Written task |
Word for word, set down the records and skip each picture.

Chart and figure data
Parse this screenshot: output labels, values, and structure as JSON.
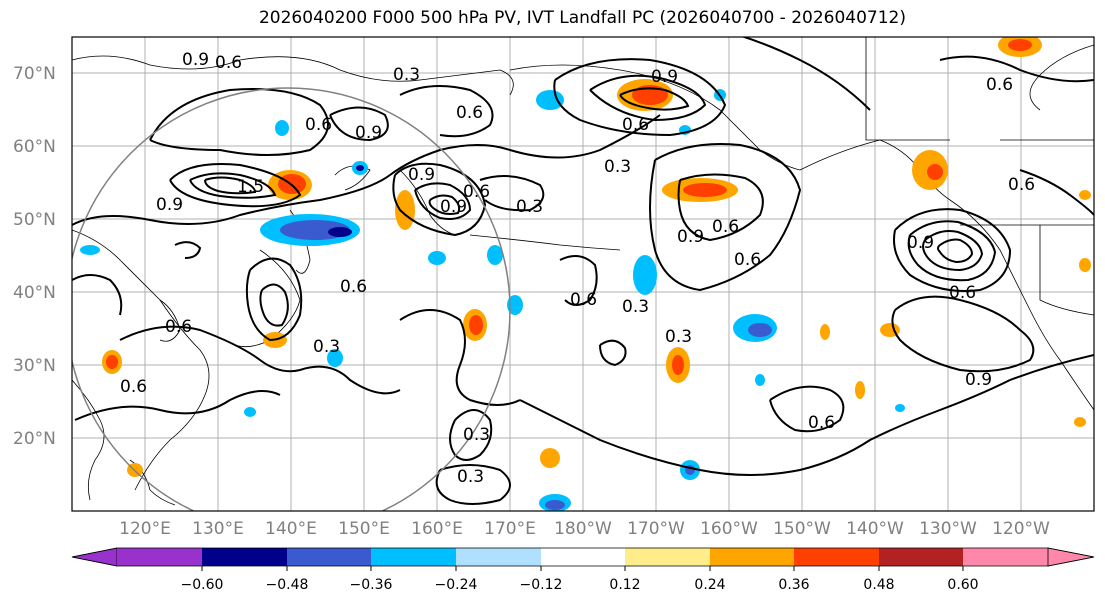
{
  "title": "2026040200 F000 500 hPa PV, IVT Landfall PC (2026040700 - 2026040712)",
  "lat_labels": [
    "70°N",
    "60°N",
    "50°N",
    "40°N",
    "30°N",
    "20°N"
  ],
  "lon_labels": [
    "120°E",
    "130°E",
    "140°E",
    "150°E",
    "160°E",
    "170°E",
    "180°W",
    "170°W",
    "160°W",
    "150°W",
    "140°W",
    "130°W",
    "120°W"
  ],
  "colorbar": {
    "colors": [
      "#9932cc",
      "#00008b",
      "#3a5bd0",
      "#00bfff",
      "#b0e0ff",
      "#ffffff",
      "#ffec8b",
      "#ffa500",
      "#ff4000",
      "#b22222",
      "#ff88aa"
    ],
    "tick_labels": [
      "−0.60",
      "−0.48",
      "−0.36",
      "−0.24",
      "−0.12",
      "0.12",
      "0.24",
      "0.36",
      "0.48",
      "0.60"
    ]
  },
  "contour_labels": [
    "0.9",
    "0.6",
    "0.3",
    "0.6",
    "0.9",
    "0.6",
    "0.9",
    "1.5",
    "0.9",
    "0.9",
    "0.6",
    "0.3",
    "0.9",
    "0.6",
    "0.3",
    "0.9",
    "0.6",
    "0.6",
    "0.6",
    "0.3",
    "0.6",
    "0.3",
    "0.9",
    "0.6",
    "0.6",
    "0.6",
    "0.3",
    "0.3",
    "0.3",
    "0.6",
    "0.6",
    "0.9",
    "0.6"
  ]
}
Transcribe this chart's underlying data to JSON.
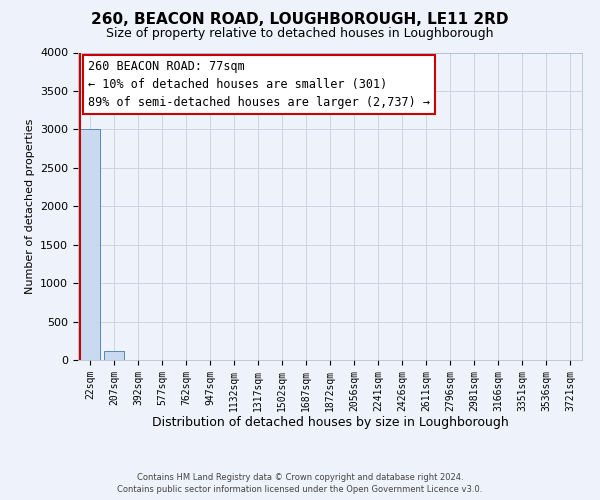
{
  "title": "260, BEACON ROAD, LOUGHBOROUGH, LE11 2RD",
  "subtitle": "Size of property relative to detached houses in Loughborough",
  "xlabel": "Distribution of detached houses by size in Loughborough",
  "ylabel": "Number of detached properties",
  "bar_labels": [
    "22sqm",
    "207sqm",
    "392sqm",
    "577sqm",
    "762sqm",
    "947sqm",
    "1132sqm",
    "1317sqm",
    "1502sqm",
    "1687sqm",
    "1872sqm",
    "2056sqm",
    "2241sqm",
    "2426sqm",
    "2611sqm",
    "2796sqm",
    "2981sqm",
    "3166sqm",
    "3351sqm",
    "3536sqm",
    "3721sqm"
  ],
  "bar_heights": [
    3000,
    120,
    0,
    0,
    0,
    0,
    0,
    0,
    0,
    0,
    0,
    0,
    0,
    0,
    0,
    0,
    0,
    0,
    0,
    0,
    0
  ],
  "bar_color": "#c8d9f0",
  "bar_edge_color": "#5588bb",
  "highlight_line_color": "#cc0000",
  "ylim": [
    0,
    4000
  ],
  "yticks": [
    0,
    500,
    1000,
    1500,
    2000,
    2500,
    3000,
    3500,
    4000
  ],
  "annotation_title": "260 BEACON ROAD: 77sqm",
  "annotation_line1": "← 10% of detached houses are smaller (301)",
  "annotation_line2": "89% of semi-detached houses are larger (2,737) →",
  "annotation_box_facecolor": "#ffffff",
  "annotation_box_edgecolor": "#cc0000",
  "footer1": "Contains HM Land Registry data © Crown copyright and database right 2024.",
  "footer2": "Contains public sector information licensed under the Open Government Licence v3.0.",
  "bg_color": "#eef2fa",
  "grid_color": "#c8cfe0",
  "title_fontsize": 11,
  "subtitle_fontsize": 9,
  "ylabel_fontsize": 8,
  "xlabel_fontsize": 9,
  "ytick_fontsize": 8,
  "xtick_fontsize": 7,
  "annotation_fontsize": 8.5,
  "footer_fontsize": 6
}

The answer |
Parse this screenshot: output labels, values, and structure as JSON.
{
  "title": "2026040200 F000 500 hPa PV, IVT Landfall PC (2026040700 - 2026040712)",
  "lat_labels": [
    "70°N",
    "60°N",
    "50°N",
    "40°N",
    "30°N",
    "20°N"
  ],
  "lon_labels": [
    "120°E",
    "130°E",
    "140°E",
    "150°E",
    "160°E",
    "170°E",
    "180°W",
    "170°W",
    "160°W",
    "150°W",
    "140°W",
    "130°W",
    "120°W"
  ],
  "colorbar": {
    "colors": [
      "#9932cc",
      "#00008b",
      "#3a5bd0",
      "#00bfff",
      "#b0e0ff",
      "#ffffff",
      "#ffec8b",
      "#ffa500",
      "#ff4000",
      "#b22222",
      "#ff88aa"
    ],
    "tick_labels": [
      "−0.60",
      "−0.48",
      "−0.36",
      "−0.24",
      "−0.12",
      "0.12",
      "0.24",
      "0.36",
      "0.48",
      "0.60"
    ]
  },
  "contour_labels": [
    "0.9",
    "0.6",
    "0.3",
    "0.6",
    "0.9",
    "0.6",
    "0.9",
    "1.5",
    "0.9",
    "0.9",
    "0.6",
    "0.3",
    "0.9",
    "0.6",
    "0.3",
    "0.9",
    "0.6",
    "0.6",
    "0.6",
    "0.3",
    "0.6",
    "0.3",
    "0.9",
    "0.6",
    "0.6",
    "0.6",
    "0.3",
    "0.3",
    "0.3",
    "0.6",
    "0.6",
    "0.9",
    "0.6"
  ]
}
Transcribe this chart's underlying data to JSON.
{
  "title": "260, BEACON ROAD, LOUGHBOROUGH, LE11 2RD",
  "subtitle": "Size of property relative to detached houses in Loughborough",
  "xlabel": "Distribution of detached houses by size in Loughborough",
  "ylabel": "Number of detached properties",
  "bar_labels": [
    "22sqm",
    "207sqm",
    "392sqm",
    "577sqm",
    "762sqm",
    "947sqm",
    "1132sqm",
    "1317sqm",
    "1502sqm",
    "1687sqm",
    "1872sqm",
    "2056sqm",
    "2241sqm",
    "2426sqm",
    "2611sqm",
    "2796sqm",
    "2981sqm",
    "3166sqm",
    "3351sqm",
    "3536sqm",
    "3721sqm"
  ],
  "bar_heights": [
    3000,
    120,
    0,
    0,
    0,
    0,
    0,
    0,
    0,
    0,
    0,
    0,
    0,
    0,
    0,
    0,
    0,
    0,
    0,
    0,
    0
  ],
  "bar_color": "#c8d9f0",
  "bar_edge_color": "#5588bb",
  "highlight_line_color": "#cc0000",
  "ylim": [
    0,
    4000
  ],
  "yticks": [
    0,
    500,
    1000,
    1500,
    2000,
    2500,
    3000,
    3500,
    4000
  ],
  "annotation_title": "260 BEACON ROAD: 77sqm",
  "annotation_line1": "← 10% of detached houses are smaller (301)",
  "annotation_line2": "89% of semi-detached houses are larger (2,737) →",
  "annotation_box_facecolor": "#ffffff",
  "annotation_box_edgecolor": "#cc0000",
  "footer1": "Contains HM Land Registry data © Crown copyright and database right 2024.",
  "footer2": "Contains public sector information licensed under the Open Government Licence v3.0.",
  "bg_color": "#eef2fa",
  "grid_color": "#c8cfe0",
  "title_fontsize": 11,
  "subtitle_fontsize": 9,
  "ylabel_fontsize": 8,
  "xlabel_fontsize": 9,
  "ytick_fontsize": 8,
  "xtick_fontsize": 7,
  "annotation_fontsize": 8.5,
  "footer_fontsize": 6
}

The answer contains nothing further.